PROMPT: Render the lines from the start of the records through the line that contains "x-tick-label: 27 Nov 2017 [636,566,694,576]" as a Markdown table with the columns Row and Line, leaving out any blank lines.

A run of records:

— Start —

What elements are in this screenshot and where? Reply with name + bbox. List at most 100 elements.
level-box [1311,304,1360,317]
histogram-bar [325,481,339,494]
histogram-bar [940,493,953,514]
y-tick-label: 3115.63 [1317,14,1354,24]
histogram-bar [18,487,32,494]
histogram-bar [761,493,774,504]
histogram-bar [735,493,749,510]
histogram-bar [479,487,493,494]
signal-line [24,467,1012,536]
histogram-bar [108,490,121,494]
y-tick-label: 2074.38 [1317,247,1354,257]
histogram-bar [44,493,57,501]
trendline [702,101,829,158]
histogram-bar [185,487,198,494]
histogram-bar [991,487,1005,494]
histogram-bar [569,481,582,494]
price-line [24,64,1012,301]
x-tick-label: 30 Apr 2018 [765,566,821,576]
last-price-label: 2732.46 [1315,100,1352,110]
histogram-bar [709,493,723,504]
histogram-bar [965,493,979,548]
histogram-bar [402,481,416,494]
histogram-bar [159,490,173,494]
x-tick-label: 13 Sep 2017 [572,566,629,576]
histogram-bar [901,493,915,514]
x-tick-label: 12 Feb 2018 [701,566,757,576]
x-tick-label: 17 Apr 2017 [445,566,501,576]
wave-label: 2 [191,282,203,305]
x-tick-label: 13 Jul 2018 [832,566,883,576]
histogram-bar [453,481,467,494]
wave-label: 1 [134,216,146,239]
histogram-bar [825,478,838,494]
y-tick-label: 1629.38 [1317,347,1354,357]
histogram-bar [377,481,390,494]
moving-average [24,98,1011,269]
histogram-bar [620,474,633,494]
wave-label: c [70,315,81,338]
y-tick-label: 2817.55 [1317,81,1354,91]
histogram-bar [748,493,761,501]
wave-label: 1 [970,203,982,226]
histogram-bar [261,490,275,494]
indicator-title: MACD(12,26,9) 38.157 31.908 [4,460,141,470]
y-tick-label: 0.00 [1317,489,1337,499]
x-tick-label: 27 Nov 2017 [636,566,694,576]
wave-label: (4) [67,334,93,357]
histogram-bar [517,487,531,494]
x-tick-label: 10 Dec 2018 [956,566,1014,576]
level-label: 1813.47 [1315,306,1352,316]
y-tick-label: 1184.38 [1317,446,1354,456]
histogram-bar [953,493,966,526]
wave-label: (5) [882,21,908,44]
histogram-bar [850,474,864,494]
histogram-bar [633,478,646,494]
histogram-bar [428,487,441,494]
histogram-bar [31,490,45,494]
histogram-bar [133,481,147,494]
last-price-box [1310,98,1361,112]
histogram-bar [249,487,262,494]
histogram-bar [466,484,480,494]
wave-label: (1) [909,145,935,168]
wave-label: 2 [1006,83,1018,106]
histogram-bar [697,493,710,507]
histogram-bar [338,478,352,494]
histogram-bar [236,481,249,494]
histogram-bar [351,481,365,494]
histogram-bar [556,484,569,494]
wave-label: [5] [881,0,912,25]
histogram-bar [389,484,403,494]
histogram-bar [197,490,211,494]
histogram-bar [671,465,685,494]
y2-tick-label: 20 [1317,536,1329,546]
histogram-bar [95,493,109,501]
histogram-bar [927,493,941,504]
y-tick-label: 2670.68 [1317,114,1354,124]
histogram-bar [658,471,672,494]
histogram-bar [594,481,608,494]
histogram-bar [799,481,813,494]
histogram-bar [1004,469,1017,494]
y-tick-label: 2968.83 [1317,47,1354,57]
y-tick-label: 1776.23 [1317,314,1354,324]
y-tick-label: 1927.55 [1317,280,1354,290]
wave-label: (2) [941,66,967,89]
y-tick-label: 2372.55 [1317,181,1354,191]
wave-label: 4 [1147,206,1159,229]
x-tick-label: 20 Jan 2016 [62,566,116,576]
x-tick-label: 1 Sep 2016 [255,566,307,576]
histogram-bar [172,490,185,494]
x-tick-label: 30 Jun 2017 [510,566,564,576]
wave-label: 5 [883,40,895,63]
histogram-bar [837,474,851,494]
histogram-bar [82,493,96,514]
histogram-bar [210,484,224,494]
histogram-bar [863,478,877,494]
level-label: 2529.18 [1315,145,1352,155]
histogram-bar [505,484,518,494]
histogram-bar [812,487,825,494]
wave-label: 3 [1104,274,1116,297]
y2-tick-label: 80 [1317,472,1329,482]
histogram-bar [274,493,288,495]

— End —

TASK OUTPUT:
| Row | Line |
|---|---|
| 1 | What elements are in this screenshot and where? Reply with name + bbox. List at most 100 elements. |
| 2 | level-box [1311,304,1360,317] |
| 3 | histogram-bar [325,481,339,494] |
| 4 | histogram-bar [940,493,953,514] |
| 5 | y-tick-label: 3115.63 [1317,14,1354,24] |
| 6 | histogram-bar [18,487,32,494] |
| 7 | histogram-bar [761,493,774,504] |
| 8 | histogram-bar [735,493,749,510] |
| 9 | histogram-bar [479,487,493,494] |
| 10 | signal-line [24,467,1012,536] |
| 11 | histogram-bar [108,490,121,494] |
| 12 | y-tick-label: 2074.38 [1317,247,1354,257] |
| 13 | histogram-bar [44,493,57,501] |
| 14 | trendline [702,101,829,158] |
| 15 | histogram-bar [185,487,198,494] |
| 16 | histogram-bar [991,487,1005,494] |
| 17 | histogram-bar [569,481,582,494] |
| 18 | price-line [24,64,1012,301] |
| 19 | x-tick-label: 30 Apr 2018 [765,566,821,576] |
| 20 | last-price-label: 2732.46 [1315,100,1352,110] |
| 21 | histogram-bar [709,493,723,504] |
| 22 | histogram-bar [965,493,979,548] |
| 23 | histogram-bar [402,481,416,494] |
| 24 | histogram-bar [159,490,173,494] |
| 25 | x-tick-label: 13 Sep 2017 [572,566,629,576] |
| 26 | histogram-bar [901,493,915,514] |
| 27 | x-tick-label: 12 Feb 2018 [701,566,757,576] |
| 28 | x-tick-label: 17 Apr 2017 [445,566,501,576] |
| 29 | wave-label: 2 [191,282,203,305] |
| 30 | x-tick-label: 13 Jul 2018 [832,566,883,576] |
| 31 | histogram-bar [453,481,467,494] |
| 32 | wave-label: 1 [134,216,146,239] |
| 33 | histogram-bar [825,478,838,494] |
| 34 | y-tick-label: 1629.38 [1317,347,1354,357] |
| 35 | histogram-bar [377,481,390,494] |
| 36 | moving-average [24,98,1011,269] |
| 37 | histogram-bar [620,474,633,494] |
| 38 | wave-label: c [70,315,81,338] |
| 39 | y-tick-label: 2817.55 [1317,81,1354,91] |
| 40 | histogram-bar [748,493,761,501] |
| 41 | wave-label: 1 [970,203,982,226] |
| 42 | histogram-bar [261,490,275,494] |
| 43 | indicator-title: MACD(12,26,9) 38.157 31.908 [4,460,141,470] |
| 44 | y-tick-label: 0.00 [1317,489,1337,499] |
| 45 | x-tick-label: 27 Nov 2017 [636,566,694,576] |